Find each line with the string "цифрами" and report it.

begin

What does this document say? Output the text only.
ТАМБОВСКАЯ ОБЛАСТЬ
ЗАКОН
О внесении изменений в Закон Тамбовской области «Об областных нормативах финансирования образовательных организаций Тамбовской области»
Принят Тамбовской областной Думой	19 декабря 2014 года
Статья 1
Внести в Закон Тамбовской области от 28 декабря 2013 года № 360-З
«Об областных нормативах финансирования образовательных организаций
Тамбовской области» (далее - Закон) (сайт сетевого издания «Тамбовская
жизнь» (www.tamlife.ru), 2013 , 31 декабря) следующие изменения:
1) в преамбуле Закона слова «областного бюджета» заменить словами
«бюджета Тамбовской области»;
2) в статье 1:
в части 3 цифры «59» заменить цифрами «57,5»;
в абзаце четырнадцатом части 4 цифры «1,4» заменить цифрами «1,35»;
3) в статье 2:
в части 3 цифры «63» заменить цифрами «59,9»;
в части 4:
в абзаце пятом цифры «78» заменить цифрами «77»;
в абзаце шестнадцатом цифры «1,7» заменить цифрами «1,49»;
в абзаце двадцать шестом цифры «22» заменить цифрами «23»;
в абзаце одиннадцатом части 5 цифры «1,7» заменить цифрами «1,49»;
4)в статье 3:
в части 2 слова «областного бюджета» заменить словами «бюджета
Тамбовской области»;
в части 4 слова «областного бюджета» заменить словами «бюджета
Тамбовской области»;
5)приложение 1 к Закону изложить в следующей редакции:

end
begin

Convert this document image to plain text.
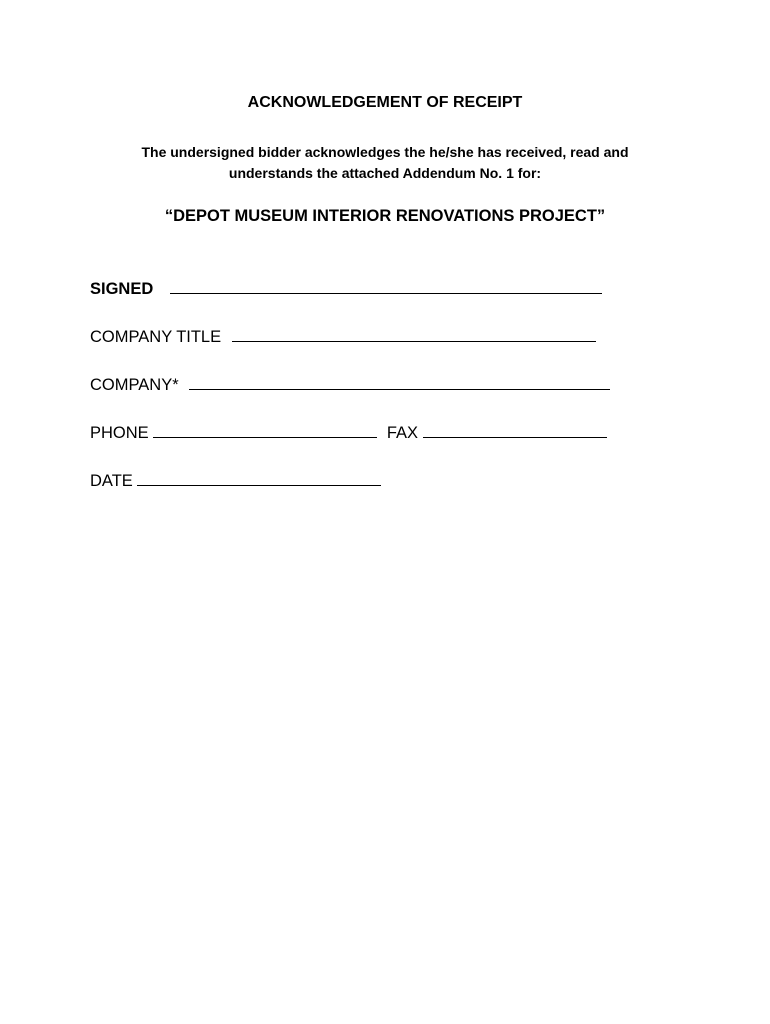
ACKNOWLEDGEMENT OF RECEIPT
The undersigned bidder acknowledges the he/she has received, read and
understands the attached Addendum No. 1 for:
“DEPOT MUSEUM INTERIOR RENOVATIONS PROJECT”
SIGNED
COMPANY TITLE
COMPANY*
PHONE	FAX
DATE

end
begin

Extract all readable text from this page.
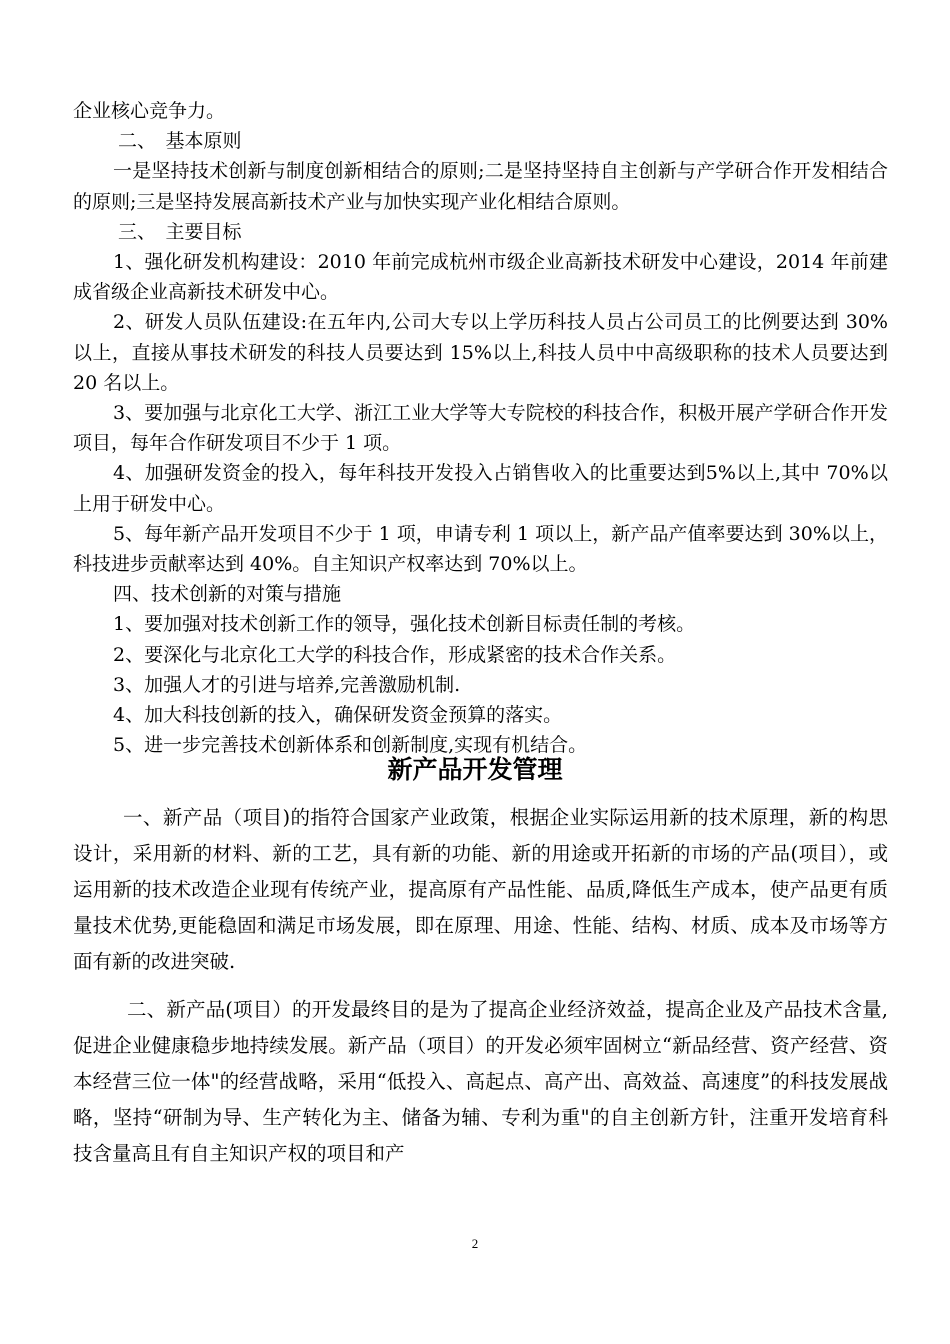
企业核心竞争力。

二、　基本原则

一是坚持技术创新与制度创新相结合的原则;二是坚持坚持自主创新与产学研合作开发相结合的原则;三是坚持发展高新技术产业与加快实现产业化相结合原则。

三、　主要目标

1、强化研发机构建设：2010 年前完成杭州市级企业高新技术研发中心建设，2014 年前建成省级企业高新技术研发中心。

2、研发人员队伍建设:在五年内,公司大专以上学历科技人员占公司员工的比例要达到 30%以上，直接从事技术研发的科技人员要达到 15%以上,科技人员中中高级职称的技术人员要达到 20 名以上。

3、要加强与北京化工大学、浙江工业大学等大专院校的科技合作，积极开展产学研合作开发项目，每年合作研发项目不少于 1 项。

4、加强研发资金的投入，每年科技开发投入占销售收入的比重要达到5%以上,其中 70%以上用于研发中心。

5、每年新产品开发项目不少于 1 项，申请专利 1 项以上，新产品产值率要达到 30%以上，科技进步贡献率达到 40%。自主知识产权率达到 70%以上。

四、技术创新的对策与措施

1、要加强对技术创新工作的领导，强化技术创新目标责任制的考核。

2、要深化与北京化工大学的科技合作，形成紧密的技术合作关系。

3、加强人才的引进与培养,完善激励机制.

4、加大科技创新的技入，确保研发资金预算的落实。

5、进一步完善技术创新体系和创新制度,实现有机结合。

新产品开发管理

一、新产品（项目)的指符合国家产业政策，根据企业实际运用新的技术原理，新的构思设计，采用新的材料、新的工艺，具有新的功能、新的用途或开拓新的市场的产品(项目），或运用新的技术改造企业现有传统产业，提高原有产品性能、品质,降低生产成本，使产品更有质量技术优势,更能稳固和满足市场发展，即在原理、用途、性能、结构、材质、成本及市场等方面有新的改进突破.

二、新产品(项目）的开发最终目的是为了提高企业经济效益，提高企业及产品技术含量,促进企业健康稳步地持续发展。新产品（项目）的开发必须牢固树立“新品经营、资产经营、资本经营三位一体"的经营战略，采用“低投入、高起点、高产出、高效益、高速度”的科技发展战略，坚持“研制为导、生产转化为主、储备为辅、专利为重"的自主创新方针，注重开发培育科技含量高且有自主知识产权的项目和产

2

end

*RESPONSE BELOW*
в части 3 цифры «59» заменить цифрами «57,5»;
в абзаце четырнадцатом части 4 цифры «1,4» заменить цифрами «1,35»;
в части 3 цифры «63» заменить цифрами «59,9»;
в абзаце пятом цифры «78» заменить цифрами «77»;
в абзаце шестнадцатом цифры «1,7» заменить цифрами «1,49»;
в абзаце двадцать шестом цифры «22» заменить цифрами «23»;
в абзаце одиннадцатом части 5 цифры «1,7» заменить цифрами «1,49»;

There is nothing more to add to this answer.